→ **Supplied material**:
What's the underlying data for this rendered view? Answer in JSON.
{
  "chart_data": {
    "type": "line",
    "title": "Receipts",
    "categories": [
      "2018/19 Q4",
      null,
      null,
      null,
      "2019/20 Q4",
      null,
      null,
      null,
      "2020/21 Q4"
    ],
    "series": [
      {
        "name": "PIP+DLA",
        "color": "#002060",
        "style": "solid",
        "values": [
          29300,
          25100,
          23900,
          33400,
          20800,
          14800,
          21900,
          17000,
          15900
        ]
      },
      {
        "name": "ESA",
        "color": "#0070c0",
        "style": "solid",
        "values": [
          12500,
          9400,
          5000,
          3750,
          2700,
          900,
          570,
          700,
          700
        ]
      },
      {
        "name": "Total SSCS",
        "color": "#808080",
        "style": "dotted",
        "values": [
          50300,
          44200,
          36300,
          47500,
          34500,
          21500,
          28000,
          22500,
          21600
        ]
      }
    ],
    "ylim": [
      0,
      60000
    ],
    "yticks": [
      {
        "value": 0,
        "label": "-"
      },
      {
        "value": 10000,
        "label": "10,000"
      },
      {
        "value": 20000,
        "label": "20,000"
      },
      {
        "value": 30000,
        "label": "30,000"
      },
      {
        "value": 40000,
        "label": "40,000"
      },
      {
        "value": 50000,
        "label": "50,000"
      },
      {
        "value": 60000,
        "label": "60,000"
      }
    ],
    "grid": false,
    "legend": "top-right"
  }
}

→ **Written task**: Please reproduce the entire listing, exactly as shown.

→ **Correct result**:
What's the underlying data for this rendered view? Answer in JSON.
{
  "chart_data": {
    "type": "line",
    "title": "Receipts",
    "categories": [
      "2018/19 Q4",
      null,
      null,
      null,
      "2019/20 Q4",
      null,
      null,
      null,
      "2020/21 Q4"
    ],
    "series": [
      {
        "name": "PIP+DLA",
        "color": "#002060",
        "style": "solid",
        "values": [
          29300,
          25100,
          23900,
          33400,
          20800,
          14800,
          21900,
          17000,
          15900
        ]
      },
      {
        "name": "ESA",
        "color": "#0070c0",
        "style": "solid",
        "values": [
          12500,
          9400,
          5000,
          3750,
          2700,
          900,
          570,
          700,
          700
        ]
      },
      {
        "name": "Total SSCS",
        "color": "#808080",
        "style": "dotted",
        "values": [
          50300,
          44200,
          36300,
          47500,
          34500,
          21500,
          28000,
          22500,
          21600
        ]
      }
    ],
    "ylim": [
      0,
      60000
    ],
    "yticks": [
      {
        "value": 0,
        "label": "-"
      },
      {
        "value": 10000,
        "label": "10,000"
      },
      {
        "value": 20000,
        "label": "20,000"
      },
      {
        "value": 30000,
        "label": "30,000"
      },
      {
        "value": 40000,
        "label": "40,000"
      },
      {
        "value": 50000,
        "label": "50,000"
      },
      {
        "value": 60000,
        "label": "60,000"
      }
    ],
    "grid": false,
    "legend": "top-right"
  }
}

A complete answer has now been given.